Required work: Repeat exactly, and only, the lines from the line bearing "Convert this document image to plain text." through the end of the material. Do not copy the pictures.

Provided records:
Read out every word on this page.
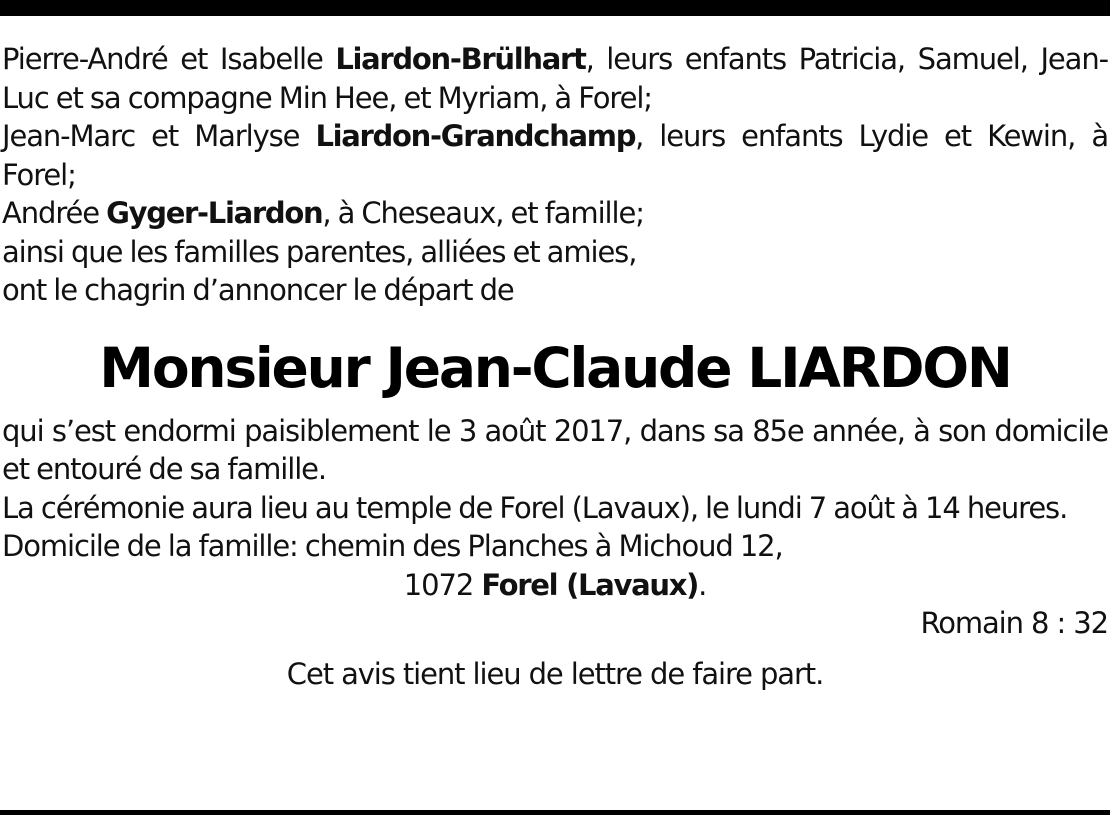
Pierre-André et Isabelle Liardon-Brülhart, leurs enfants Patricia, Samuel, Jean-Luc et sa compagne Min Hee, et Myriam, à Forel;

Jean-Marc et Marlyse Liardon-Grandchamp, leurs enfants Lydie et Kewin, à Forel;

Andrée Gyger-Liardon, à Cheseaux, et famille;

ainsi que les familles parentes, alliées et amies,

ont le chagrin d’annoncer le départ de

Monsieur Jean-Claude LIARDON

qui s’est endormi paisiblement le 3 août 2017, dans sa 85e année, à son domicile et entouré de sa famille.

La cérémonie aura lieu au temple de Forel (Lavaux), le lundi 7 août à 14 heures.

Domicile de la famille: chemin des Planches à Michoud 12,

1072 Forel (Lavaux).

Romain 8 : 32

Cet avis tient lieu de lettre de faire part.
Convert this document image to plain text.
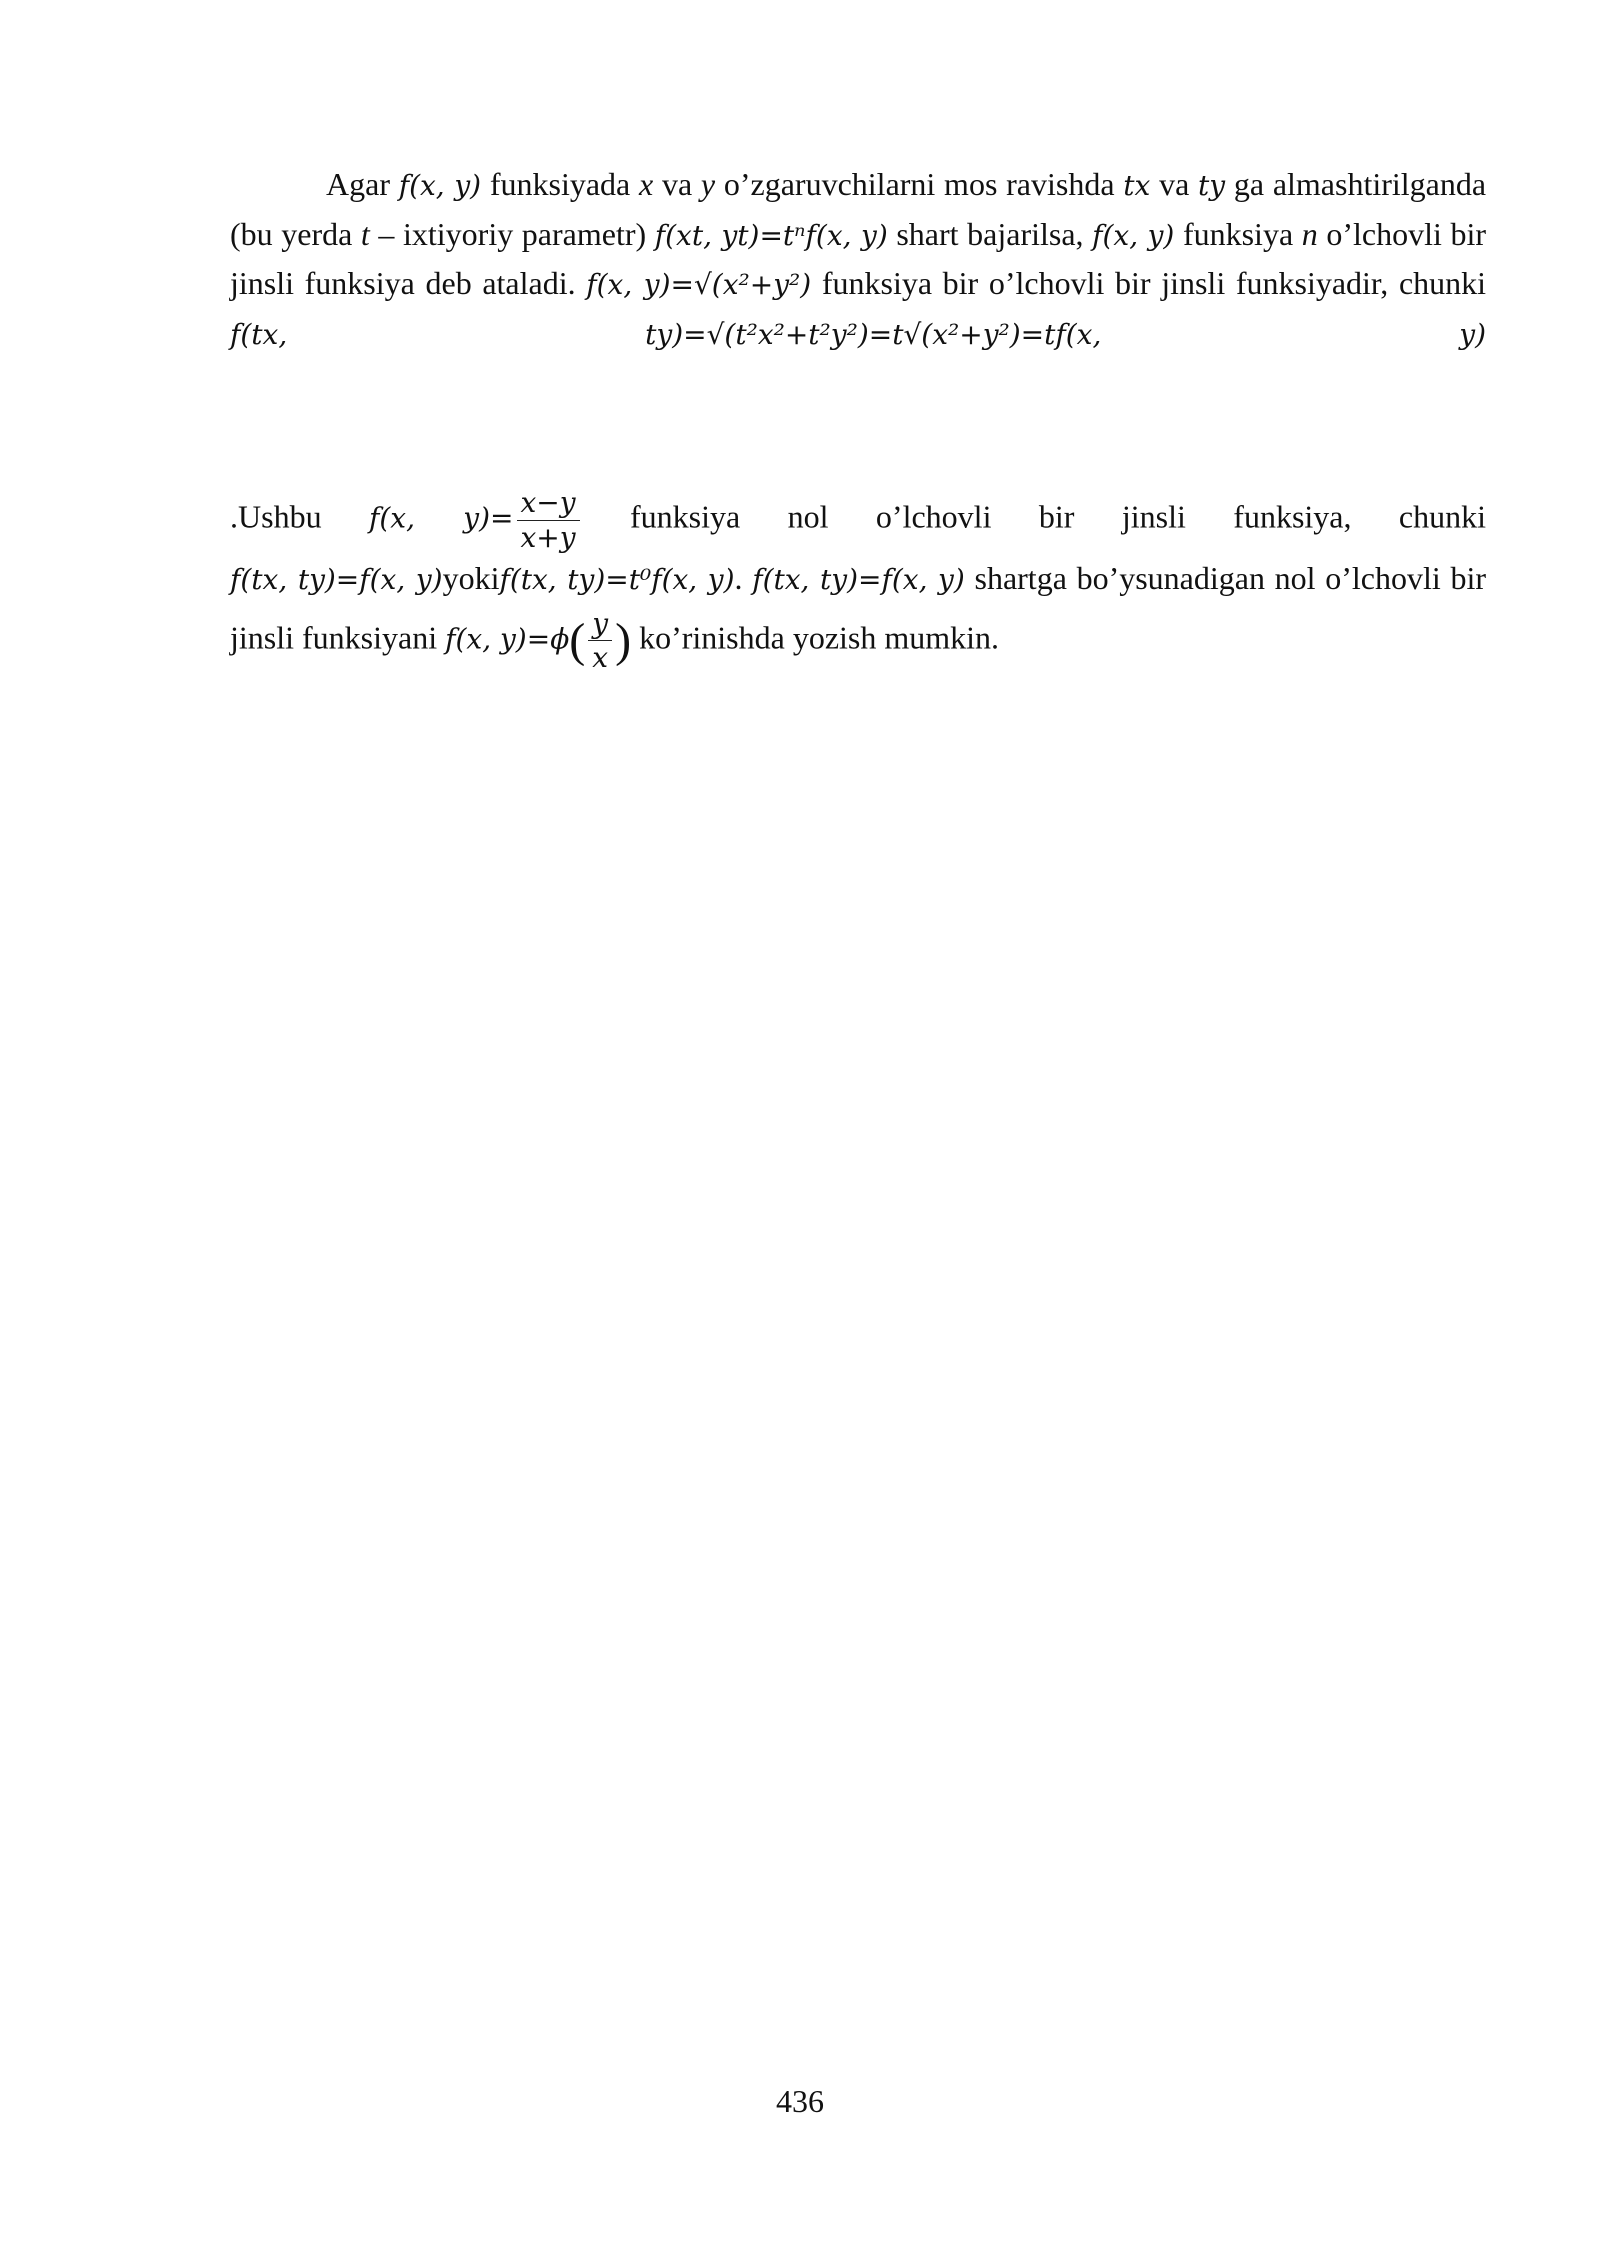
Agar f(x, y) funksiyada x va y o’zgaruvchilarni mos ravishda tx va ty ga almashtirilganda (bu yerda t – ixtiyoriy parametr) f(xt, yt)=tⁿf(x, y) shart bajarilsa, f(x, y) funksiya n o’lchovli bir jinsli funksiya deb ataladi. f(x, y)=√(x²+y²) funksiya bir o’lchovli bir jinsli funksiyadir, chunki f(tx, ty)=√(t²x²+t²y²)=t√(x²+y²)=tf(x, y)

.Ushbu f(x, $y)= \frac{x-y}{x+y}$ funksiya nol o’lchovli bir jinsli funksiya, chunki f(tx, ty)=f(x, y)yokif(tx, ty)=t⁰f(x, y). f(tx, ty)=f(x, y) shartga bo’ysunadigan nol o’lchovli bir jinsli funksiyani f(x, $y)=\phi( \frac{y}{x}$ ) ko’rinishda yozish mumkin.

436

Task result:
Convert this document image to plain text.
Agar f(x, y) funksiyada x va y o’zgaruvchilarni mos ravishda tx va ty ga almashtirilganda (bu yerda t – ixtiyoriy parametr) f(xt, yt)=tⁿf(x, y) shart bajarilsa, f(x, y) funksiya n o’lchovli bir jinsli funksiya deb ataladi. f(x, y)=√(x²+y²) funksiya bir o’lchovli bir jinsli funksiyadir, chunki f(tx, ty)=√(t²x²+t²y²)=t√(x²+y²)=tf(x, y)

.Ushbu f(x, $y)= \frac{x-y}{x+y}$ funksiya nol o’lchovli bir jinsli funksiya, chunki f(tx, ty)=f(x, y)yokif(tx, ty)=t⁰f(x, y). f(tx, ty)=f(x, y) shartga bo’ysunadigan nol o’lchovli bir jinsli funksiyani f(x, $y)=\phi( \frac{y}{x}$ ) ko’rinishda yozish mumkin.

436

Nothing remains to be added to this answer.